> **Given entries**:
begin

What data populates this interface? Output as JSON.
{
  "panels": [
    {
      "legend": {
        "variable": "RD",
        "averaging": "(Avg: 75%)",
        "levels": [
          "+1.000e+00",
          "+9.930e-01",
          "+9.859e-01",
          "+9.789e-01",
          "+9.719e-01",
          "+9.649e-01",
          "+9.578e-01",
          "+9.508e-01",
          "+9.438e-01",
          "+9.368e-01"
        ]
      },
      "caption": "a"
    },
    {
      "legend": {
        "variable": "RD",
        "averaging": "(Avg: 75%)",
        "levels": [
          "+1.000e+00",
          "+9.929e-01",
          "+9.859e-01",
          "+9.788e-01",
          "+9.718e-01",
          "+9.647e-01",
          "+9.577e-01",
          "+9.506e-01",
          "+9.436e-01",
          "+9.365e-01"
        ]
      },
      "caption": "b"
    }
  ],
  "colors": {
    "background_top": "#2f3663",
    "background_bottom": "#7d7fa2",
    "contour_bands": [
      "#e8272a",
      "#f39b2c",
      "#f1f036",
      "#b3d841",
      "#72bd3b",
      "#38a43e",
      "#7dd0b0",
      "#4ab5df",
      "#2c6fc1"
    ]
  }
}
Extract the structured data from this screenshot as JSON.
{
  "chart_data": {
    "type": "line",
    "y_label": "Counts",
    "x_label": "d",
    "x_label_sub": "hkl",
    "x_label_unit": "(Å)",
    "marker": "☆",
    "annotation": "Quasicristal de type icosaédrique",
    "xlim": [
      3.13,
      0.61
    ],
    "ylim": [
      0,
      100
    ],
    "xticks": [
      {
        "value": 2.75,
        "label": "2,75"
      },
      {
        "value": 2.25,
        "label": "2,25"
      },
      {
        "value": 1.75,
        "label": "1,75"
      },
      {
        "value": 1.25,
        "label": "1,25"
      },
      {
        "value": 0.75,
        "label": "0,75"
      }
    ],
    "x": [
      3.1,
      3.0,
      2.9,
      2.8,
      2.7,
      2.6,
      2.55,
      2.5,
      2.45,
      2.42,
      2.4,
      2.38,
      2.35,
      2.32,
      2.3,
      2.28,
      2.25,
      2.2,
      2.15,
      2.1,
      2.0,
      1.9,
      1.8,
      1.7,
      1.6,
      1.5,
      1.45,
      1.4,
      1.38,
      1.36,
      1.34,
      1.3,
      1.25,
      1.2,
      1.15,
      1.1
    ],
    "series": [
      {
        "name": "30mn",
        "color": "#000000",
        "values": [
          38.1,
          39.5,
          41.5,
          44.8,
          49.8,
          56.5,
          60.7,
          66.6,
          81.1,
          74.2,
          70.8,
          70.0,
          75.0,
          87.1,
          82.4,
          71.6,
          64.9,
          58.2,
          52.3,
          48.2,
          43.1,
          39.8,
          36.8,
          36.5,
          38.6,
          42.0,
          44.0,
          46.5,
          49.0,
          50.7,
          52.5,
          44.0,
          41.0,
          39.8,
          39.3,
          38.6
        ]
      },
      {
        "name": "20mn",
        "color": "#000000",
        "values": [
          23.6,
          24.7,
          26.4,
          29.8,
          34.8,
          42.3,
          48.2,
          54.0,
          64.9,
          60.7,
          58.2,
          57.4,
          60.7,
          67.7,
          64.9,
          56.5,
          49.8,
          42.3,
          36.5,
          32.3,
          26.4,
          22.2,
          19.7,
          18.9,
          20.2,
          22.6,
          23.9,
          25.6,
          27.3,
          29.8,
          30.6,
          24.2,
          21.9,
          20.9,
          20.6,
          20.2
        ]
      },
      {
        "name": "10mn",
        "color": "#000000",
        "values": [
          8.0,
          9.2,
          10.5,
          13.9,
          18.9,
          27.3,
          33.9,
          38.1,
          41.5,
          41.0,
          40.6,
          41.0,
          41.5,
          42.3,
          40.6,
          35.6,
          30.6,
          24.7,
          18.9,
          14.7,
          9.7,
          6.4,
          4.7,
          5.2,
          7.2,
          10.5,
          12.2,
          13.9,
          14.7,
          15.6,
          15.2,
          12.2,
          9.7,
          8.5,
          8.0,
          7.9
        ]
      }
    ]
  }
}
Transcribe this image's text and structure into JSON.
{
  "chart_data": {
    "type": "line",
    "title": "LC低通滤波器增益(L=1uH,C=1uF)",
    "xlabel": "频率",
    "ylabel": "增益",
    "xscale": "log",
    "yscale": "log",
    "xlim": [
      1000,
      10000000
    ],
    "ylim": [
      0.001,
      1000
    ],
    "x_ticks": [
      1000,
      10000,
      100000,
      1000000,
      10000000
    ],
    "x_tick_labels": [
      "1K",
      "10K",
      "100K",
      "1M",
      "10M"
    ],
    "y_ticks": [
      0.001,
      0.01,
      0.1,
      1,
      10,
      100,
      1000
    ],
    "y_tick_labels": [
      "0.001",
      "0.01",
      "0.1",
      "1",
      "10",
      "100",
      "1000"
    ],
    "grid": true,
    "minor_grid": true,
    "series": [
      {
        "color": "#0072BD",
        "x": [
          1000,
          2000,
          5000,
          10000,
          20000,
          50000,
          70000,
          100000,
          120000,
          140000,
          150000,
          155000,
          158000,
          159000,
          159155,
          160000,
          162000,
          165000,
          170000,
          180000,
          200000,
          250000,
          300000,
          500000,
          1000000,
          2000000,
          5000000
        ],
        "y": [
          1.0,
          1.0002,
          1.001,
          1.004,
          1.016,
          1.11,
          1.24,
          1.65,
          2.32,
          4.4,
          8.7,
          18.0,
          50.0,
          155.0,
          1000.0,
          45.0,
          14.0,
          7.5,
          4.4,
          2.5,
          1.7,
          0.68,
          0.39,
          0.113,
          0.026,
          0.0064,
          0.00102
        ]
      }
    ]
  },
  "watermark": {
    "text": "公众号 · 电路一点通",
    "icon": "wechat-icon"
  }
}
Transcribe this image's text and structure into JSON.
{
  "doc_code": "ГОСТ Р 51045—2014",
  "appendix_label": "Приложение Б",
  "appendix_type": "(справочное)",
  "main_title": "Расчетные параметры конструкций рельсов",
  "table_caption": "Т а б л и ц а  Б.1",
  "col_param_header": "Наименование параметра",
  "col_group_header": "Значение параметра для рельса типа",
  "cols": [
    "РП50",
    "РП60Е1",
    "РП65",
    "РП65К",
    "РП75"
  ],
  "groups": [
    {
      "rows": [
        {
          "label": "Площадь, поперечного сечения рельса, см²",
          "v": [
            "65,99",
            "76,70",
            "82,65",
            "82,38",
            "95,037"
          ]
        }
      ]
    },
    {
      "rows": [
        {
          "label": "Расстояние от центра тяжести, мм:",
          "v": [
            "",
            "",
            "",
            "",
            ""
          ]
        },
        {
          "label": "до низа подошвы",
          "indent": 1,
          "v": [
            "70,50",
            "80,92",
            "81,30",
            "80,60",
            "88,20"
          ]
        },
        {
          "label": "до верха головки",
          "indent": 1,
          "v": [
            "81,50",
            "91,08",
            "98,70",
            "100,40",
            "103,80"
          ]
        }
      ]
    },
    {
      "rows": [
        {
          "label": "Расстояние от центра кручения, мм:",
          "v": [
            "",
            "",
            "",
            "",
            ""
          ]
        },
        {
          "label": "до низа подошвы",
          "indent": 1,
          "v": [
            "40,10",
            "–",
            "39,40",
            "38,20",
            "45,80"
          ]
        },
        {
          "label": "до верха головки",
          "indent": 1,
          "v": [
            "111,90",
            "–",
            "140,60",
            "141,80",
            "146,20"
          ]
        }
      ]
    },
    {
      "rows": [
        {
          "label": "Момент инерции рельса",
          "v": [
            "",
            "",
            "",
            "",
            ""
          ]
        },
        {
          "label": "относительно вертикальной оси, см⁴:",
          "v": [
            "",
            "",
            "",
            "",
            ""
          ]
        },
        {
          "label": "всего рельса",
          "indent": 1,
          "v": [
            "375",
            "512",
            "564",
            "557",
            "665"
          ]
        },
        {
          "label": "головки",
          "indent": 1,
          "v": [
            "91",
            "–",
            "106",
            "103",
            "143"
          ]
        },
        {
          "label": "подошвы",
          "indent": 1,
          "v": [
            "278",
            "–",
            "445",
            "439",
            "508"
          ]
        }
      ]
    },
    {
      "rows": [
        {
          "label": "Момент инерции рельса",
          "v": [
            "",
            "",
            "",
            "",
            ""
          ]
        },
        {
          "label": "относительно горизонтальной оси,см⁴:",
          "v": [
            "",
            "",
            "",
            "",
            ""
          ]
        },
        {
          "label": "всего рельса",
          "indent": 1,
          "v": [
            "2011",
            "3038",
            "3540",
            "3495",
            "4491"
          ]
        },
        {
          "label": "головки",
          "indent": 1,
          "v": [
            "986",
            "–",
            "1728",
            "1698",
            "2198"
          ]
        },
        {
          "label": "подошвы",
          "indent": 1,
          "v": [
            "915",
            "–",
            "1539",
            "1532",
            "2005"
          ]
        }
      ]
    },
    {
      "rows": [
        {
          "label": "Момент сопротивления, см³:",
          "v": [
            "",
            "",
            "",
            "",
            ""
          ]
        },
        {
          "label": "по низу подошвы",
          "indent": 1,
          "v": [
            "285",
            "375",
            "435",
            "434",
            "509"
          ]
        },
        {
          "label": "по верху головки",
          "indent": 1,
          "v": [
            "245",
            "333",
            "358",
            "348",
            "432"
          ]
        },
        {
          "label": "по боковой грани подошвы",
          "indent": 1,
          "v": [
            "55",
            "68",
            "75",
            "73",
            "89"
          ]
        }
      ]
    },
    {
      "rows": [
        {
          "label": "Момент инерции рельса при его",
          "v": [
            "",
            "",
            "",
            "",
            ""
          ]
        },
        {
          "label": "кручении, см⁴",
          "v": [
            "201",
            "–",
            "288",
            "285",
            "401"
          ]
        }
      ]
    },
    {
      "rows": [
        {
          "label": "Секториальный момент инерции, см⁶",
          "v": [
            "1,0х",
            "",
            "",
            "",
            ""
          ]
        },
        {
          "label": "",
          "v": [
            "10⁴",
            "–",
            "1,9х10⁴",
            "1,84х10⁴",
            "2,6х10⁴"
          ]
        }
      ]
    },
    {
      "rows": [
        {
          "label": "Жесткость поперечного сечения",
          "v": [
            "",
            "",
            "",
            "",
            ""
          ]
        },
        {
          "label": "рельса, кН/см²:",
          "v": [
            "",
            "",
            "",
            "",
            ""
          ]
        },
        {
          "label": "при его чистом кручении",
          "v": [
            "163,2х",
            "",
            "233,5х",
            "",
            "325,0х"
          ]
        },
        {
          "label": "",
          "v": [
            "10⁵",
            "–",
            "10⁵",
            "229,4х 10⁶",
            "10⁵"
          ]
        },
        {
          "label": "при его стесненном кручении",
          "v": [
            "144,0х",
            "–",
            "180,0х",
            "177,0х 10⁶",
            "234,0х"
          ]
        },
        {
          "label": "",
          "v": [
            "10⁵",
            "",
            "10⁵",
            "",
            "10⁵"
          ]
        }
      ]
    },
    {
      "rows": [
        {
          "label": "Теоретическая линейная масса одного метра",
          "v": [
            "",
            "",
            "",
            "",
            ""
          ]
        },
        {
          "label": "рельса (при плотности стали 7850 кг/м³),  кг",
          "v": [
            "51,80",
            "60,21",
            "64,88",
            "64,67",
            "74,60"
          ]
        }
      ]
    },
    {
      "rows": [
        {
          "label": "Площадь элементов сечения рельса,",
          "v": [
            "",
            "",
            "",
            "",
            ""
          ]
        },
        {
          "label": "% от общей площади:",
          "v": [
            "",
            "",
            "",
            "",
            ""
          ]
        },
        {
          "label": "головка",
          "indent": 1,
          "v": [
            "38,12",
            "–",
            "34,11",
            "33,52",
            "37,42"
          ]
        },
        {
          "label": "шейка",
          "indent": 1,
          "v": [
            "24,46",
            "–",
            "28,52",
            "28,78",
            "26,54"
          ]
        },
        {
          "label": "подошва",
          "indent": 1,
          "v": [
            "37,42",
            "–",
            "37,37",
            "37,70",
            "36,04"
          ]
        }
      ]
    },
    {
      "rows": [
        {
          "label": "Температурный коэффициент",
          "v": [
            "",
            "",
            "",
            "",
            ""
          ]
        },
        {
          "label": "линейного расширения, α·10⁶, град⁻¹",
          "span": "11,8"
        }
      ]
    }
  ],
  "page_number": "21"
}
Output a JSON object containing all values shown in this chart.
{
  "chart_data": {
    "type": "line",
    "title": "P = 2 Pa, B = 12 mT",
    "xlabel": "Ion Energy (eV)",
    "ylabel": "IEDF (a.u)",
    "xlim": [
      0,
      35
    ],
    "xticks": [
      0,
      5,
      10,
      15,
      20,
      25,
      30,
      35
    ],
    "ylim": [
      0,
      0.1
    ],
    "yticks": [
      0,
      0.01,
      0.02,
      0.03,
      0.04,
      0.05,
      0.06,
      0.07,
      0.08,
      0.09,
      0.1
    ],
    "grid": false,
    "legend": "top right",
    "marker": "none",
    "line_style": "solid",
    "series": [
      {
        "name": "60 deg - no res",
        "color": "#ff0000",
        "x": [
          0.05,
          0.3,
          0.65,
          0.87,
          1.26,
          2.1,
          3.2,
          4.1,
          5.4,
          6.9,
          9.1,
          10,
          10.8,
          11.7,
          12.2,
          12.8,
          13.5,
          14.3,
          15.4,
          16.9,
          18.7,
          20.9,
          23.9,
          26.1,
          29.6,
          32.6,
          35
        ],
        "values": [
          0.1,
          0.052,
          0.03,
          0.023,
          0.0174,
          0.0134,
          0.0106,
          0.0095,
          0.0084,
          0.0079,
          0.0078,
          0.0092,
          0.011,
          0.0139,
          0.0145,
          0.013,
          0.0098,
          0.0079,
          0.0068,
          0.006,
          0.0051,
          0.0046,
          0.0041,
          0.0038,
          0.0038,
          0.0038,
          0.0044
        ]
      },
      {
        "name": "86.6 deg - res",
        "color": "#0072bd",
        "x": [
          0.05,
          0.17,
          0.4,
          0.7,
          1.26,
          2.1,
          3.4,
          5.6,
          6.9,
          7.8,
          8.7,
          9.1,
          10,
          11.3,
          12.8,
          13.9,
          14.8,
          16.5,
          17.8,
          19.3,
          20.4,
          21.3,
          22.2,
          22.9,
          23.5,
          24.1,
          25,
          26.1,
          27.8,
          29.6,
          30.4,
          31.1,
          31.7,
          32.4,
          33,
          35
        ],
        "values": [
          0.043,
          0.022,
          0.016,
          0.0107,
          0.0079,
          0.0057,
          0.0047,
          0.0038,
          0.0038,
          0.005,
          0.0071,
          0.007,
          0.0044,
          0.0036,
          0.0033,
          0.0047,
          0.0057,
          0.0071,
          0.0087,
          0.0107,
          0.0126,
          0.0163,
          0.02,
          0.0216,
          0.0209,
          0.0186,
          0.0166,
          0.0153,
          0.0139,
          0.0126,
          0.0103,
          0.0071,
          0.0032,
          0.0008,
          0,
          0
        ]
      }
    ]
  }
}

end

> **Do this**:
Of the lines in this data, how many contain "кручении"? Reply with only the number.

> **Reply**:
3